:: Sayfa ::
***

Karaman’dan Bir Yazar Nasıl Çıkar?
Karaman’da doğmuş, şimdi ise kitapları çeşitli dillere çevrilmiş bir yazarın yaşam hikayesini okuyunca başarıyı elde etmenin o kadar da kolay olmadığını göreceksiniz.
Doğduğu andan itibaren hayat ile mücadelesi başladı.Bu mücadele sonra ki yaşamında da peşini bırakmadı.Aile bireylerinin bir araya gelememesi nedeniyle küçük yaşta öksüzler evine verildi. Artık bir ailesi olduğu halde öksüzlerin arasında geçireceği çok kötü günler o’nu bekliyordu… Kalabalık ve maddi durumu iyi olan baba tarafının sahip çıkmaması nedeniyle kimsesiz olarak öksüzlerin arasında büyümesi küçük bedenine çok ağır gelmişti. Bir çocuğun tek istediği bir aile sevgisidir ama öksüzler yurdu bu sevgiyi o’na vermesi çok uzaktı… Bu gerçek maalesef günümüzde de aynı çizgide devam ediyor.

***

:: Sağlanan Bilgiler ::
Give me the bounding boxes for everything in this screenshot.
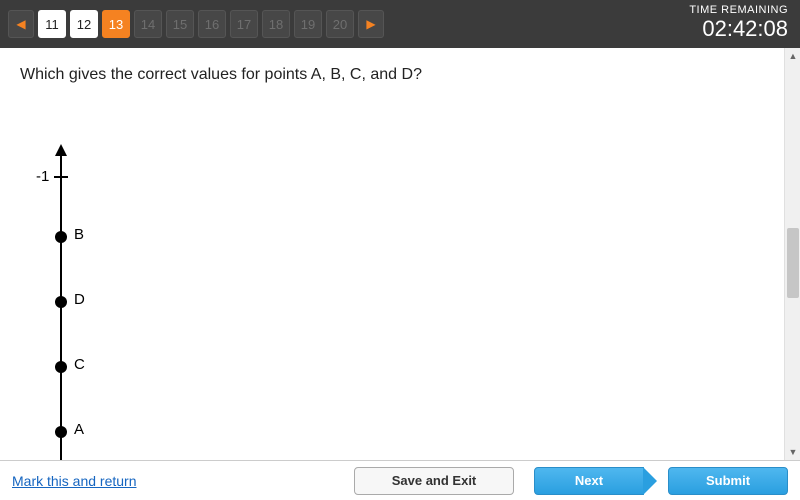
question-tab-12[interactable]: 12 xyxy=(70,10,98,38)
question-tab-11[interactable]: 11 xyxy=(38,10,66,38)
save-exit-button[interactable]: Save and Exit xyxy=(354,467,514,495)
bottom-bar: Mark this and return Save and Exit Next … xyxy=(0,460,800,500)
question-text: Which gives the correct values for point… xyxy=(20,66,764,84)
scroll-down-icon[interactable]: ▼ xyxy=(785,444,800,460)
point-label-b: B xyxy=(74,226,84,243)
scroll-up-icon[interactable]: ▲ xyxy=(785,48,800,64)
point-c xyxy=(55,361,67,373)
timer-label: TIME REMAINING xyxy=(689,4,788,16)
mark-return-link[interactable]: Mark this and return xyxy=(12,473,137,489)
question-content: Which gives the correct values for point… xyxy=(0,48,784,460)
prev-question-button[interactable]: ◀ xyxy=(8,10,34,38)
question-nav: ◀ 11121314151617181920 ▶ xyxy=(8,10,384,38)
tick-label-top: -1 xyxy=(36,168,49,185)
point-label-c: C xyxy=(74,356,85,373)
next-button[interactable]: Next xyxy=(534,467,644,495)
scroll-thumb[interactable] xyxy=(787,228,799,298)
tick-top xyxy=(54,176,68,178)
question-tab-17[interactable]: 17 xyxy=(230,10,258,38)
question-tab-19[interactable]: 19 xyxy=(294,10,322,38)
question-tab-20[interactable]: 20 xyxy=(326,10,354,38)
question-tab-13[interactable]: 13 xyxy=(102,10,130,38)
chevron-right-icon: ▶ xyxy=(366,17,375,31)
point-b xyxy=(55,231,67,243)
question-tab-18[interactable]: 18 xyxy=(262,10,290,38)
question-tab-16[interactable]: 16 xyxy=(198,10,226,38)
next-question-button[interactable]: ▶ xyxy=(358,10,384,38)
scrollbar[interactable]: ▲ ▼ xyxy=(784,48,800,460)
top-nav-bar: ◀ 11121314151617181920 ▶ TIME REMAINING … xyxy=(0,0,800,48)
point-d xyxy=(55,296,67,308)
point-label-d: D xyxy=(74,291,85,308)
timer-value: 02:42:08 xyxy=(689,16,788,42)
submit-button[interactable]: Submit xyxy=(668,467,788,495)
question-tab-15[interactable]: 15 xyxy=(166,10,194,38)
point-a xyxy=(55,426,67,438)
chevron-left-icon: ◀ xyxy=(16,17,25,31)
question-tab-14[interactable]: 14 xyxy=(134,10,162,38)
timer: TIME REMAINING 02:42:08 xyxy=(689,4,788,42)
point-label-a: A xyxy=(74,421,84,438)
number-line: -1 B D C A -2 xyxy=(60,146,140,460)
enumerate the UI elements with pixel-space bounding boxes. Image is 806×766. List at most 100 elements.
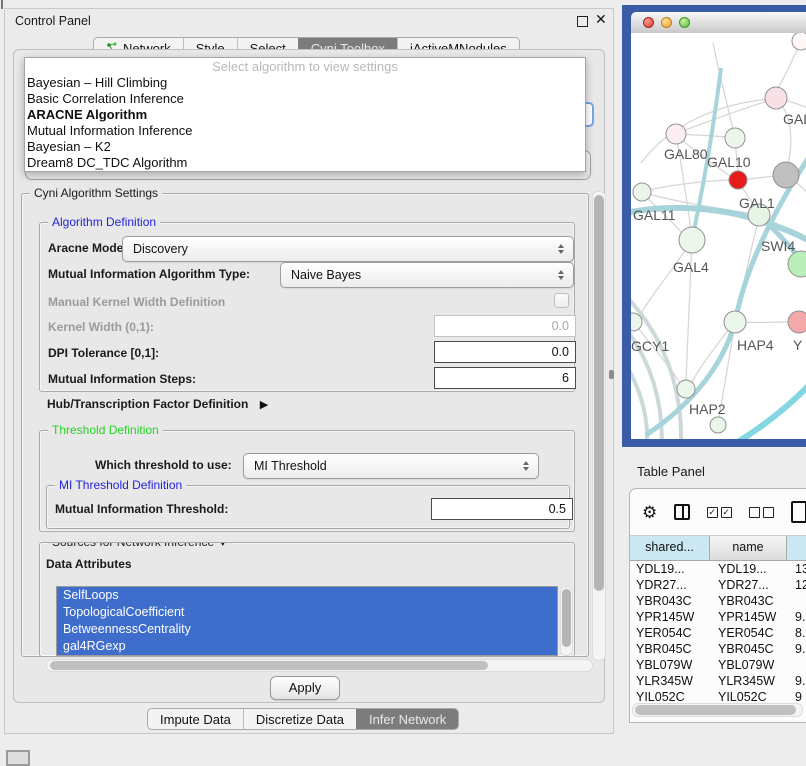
threshold-definition-group: Threshold Definition Which threshold to … xyxy=(39,430,575,532)
deselect-all-columns-icon[interactable] xyxy=(749,507,774,518)
cyni-bottom-tabstrip: Impute Data Discretize Data Infer Networ… xyxy=(147,708,459,730)
node-gal1-selected[interactable] xyxy=(729,171,747,189)
column-header-partial[interactable] xyxy=(787,536,806,560)
new-table-icon[interactable] xyxy=(791,501,806,523)
manual-kernel-width-label: Manual Kernel Width Definition xyxy=(48,295,225,309)
which-threshold-combobox[interactable]: MI Threshold xyxy=(243,453,539,479)
cell-name: YDL19... xyxy=(711,561,788,577)
node-y-partial[interactable] xyxy=(788,311,806,333)
select-all-columns-icon[interactable]: ✓✓ xyxy=(707,507,732,518)
close-panel-icon[interactable]: ✕ xyxy=(595,11,607,28)
manual-kernel-width-checkbox[interactable] xyxy=(554,293,569,308)
cell-shared-name: YBL079W xyxy=(630,657,711,673)
table-row[interactable]: YDR27... YDR27... 12 xyxy=(630,577,806,593)
minimize-window-icon[interactable] xyxy=(661,17,672,28)
cell-shared-name: YBR045C xyxy=(630,641,711,657)
data-attributes-list: SelfLoops TopologicalCoefficient Between… xyxy=(56,586,558,656)
node-unlabeled-top[interactable] xyxy=(792,33,806,50)
column-header-shared-name[interactable]: shared... xyxy=(630,536,710,560)
algorithm-option-label: Bayesian – K2 xyxy=(27,139,111,154)
close-window-icon[interactable] xyxy=(643,17,654,28)
mi-algorithm-type-combobox[interactable]: Naive Bayes xyxy=(280,262,574,288)
table-toolbar: ⚙ ✓✓ xyxy=(630,489,806,536)
mi-threshold-definition-title: MI Threshold Definition xyxy=(55,478,186,493)
algorithm-option[interactable]: Mutual Information Inference xyxy=(25,123,585,139)
hub-factor-expander[interactable]: Hub/Transcription Factor Definition ▶ xyxy=(47,397,268,411)
algorithm-definition-title: Algorithm Definition xyxy=(48,215,160,230)
panel-splitter-handle[interactable] xyxy=(609,370,614,379)
algorithm-option[interactable]: Bayesian – Hill Climbing xyxy=(25,75,585,91)
node-gal4[interactable] xyxy=(679,227,705,253)
table-body: YDL19... YDL19... 13 YDR27... YDR27... 1… xyxy=(630,561,806,722)
node-gal-partial[interactable] xyxy=(765,87,787,109)
dpi-tolerance-field[interactable]: 0.0 xyxy=(434,341,576,363)
zoom-window-icon[interactable] xyxy=(679,17,690,28)
node-hap4[interactable] xyxy=(724,311,746,333)
network-window-titlebar[interactable] xyxy=(631,12,806,34)
aracne-mode-combobox[interactable]: Discovery xyxy=(122,236,574,262)
tab-infer-network[interactable]: Infer Network xyxy=(356,709,458,729)
table-row[interactable]: YDL19... YDL19... 13 xyxy=(630,561,806,577)
cell-shared-name: YPR145W xyxy=(630,609,711,625)
cell-name: YBR043C xyxy=(711,593,788,609)
tab-impute-data[interactable]: Impute Data xyxy=(148,709,243,729)
settings-horizontal-scrollbar[interactable] xyxy=(46,659,593,672)
node-label-gal: GAL xyxy=(783,111,806,127)
attribute-list-scrollbar[interactable] xyxy=(560,586,573,656)
column-header-name[interactable]: name xyxy=(710,536,787,560)
node-gal11[interactable] xyxy=(633,183,651,201)
network-graph: GAL GAL80 GAL10 GAL1 GAL11 SWI4 GAL4 GCY… xyxy=(631,33,806,439)
table-row[interactable]: YBR043C YBR043C xyxy=(630,593,806,609)
table-row[interactable]: YPR145W YPR145W 9. xyxy=(630,609,806,625)
table-row[interactable]: YBR045C YBR045C 9. xyxy=(630,641,806,657)
cell-shared-name: YLR345W xyxy=(630,673,711,689)
minimized-panel-icon[interactable] xyxy=(6,750,30,766)
mi-threshold-field[interactable]: 0.5 xyxy=(431,498,573,520)
tab-discretize-data[interactable]: Discretize Data xyxy=(243,709,356,729)
algorithm-option[interactable]: Basic Correlation Inference xyxy=(25,91,585,107)
control-panel: Control Panel ✕ Network Style Select Cyn… xyxy=(4,8,614,734)
network-canvas[interactable]: GAL GAL80 GAL10 GAL1 GAL11 SWI4 GAL4 GCY… xyxy=(631,33,806,439)
data-attribute-item[interactable]: SelfLoops xyxy=(57,587,557,604)
node-hap2[interactable] xyxy=(677,380,695,398)
node-label-y: Y xyxy=(793,337,803,353)
cell-value: 9. xyxy=(788,609,806,625)
table-row[interactable]: YBL079W YBL079W xyxy=(630,657,806,673)
kernel-width-field[interactable]: 0.0 xyxy=(434,315,576,337)
float-window-icon[interactable] xyxy=(577,16,588,27)
mi-steps-field[interactable]: 6 xyxy=(434,367,576,389)
table-row[interactable]: YER054C YER054C 8. xyxy=(630,625,806,641)
data-attribute-label: BetweennessCentrality xyxy=(63,622,191,636)
algorithm-option[interactable]: ARACNE Algorithm xyxy=(25,107,585,123)
control-panel-title: Control Panel xyxy=(15,14,91,28)
mi-threshold-label: Mutual Information Threshold: xyxy=(55,502,228,516)
mi-algorithm-type-value: Naive Bayes xyxy=(281,268,553,282)
data-attribute-item[interactable]: TopologicalCoefficient xyxy=(57,604,557,621)
cyni-algorithm-settings-group: Cyni Algorithm Settings Algorithm Defini… xyxy=(21,193,589,657)
settings-vertical-scrollbar[interactable] xyxy=(592,191,606,661)
column-layout-icon[interactable] xyxy=(674,504,689,520)
combobox-arrows-icon xyxy=(553,244,569,254)
data-attribute-item[interactable]: BetweennessCentrality xyxy=(57,621,557,638)
gear-icon[interactable]: ⚙ xyxy=(642,504,657,521)
cell-value: 8. xyxy=(788,625,806,641)
node-swi4[interactable] xyxy=(788,251,806,277)
cell-shared-name: YBR043C xyxy=(630,593,711,609)
algorithm-option-list: Bayesian – Hill Climbing Basic Correlati… xyxy=(25,75,585,171)
table-row[interactable]: YLR345W YLR345W 9. xyxy=(630,673,806,689)
cell-shared-name: YER054C xyxy=(630,625,711,641)
network-view-window: GAL GAL80 GAL10 GAL1 GAL11 SWI4 GAL4 GCY… xyxy=(622,5,806,447)
node-unlabeled-bottom[interactable] xyxy=(710,417,726,433)
algorithm-option[interactable]: Bayesian – K2 xyxy=(25,139,585,155)
table-panel: ⚙ ✓✓ shared... name YDL19... YDL19... 13… xyxy=(629,488,806,723)
node-gal10[interactable] xyxy=(725,128,745,148)
node-gal80[interactable] xyxy=(666,124,686,144)
algorithm-option-label: Bayesian – Hill Climbing xyxy=(27,75,167,90)
table-horizontal-scrollbar[interactable] xyxy=(632,703,803,717)
algorithm-option[interactable]: Dream8 DC_TDC Algorithm xyxy=(25,155,585,171)
cell-value: 12 xyxy=(788,577,806,593)
apply-button[interactable]: Apply xyxy=(270,676,340,700)
cell-value: 9. xyxy=(788,673,806,689)
node-gray[interactable] xyxy=(773,162,799,188)
data-attribute-item[interactable]: gal4RGexp xyxy=(57,638,557,655)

***

:: Yazılı Talimat ::
Lütfen sayfada "Karaman’dan Bir Yazar" ifadesini içeren sözlerle başlayıp "kolay olmadığını göreceksiniz." ile biten bölümü olduğu gibi kopyalayın. Kayıtların bu sayfayla hiçbir ilgisi yoktur.

:: Yanıt ::
Karaman’dan Bir Yazar Nasıl Çıkar?
Karaman’da doğmuş, şimdi ise kitapları çeşitli dillere çevrilmiş bir yazarın yaşam hikayesini okuyunca başarıyı elde etmenin o kadar da kolay olmadığını göreceksiniz.